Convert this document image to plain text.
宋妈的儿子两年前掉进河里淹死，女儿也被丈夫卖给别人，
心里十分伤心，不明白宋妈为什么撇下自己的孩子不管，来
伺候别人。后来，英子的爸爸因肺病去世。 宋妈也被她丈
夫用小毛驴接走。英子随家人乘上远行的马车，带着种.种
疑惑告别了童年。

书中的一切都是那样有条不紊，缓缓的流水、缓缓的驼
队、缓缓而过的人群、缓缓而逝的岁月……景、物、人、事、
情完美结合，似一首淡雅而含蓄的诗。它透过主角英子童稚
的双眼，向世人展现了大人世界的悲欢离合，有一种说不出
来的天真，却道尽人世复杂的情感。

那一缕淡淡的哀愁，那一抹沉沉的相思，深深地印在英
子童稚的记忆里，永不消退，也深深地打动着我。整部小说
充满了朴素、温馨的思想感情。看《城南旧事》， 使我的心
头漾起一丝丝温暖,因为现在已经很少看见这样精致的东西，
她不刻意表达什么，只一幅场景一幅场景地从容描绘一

━━━━━━

GOAL OF THE EXERCISE »
Restate the whole listing exactly.

RESPONSE BELOW »
Convert this document image to plain text.
宋妈的儿子两年前掉进河里淹死，女儿也被丈夫卖给别人，
心里十分伤心，不明白宋妈为什么撇下自己的孩子不管，来
伺候别人。后来，英子的爸爸因肺病去世。 宋妈也被她丈
夫用小毛驴接走。英子随家人乘上远行的马车，带着种.种
疑惑告别了童年。

书中的一切都是那样有条不紊，缓缓的流水、缓缓的驼
队、缓缓而过的人群、缓缓而逝的岁月……景、物、人、事、
情完美结合，似一首淡雅而含蓄的诗。它透过主角英子童稚
的双眼，向世人展现了大人世界的悲欢离合，有一种说不出
来的天真，却道尽人世复杂的情感。

那一缕淡淡的哀愁，那一抹沉沉的相思，深深地印在英
子童稚的记忆里，永不消退，也深深地打动着我。整部小说
充满了朴素、温馨的思想感情。看《城南旧事》， 使我的心
头漾起一丝丝温暖,因为现在已经很少看见这样精致的东西，
她不刻意表达什么，只一幅场景一幅场景地从容描绘一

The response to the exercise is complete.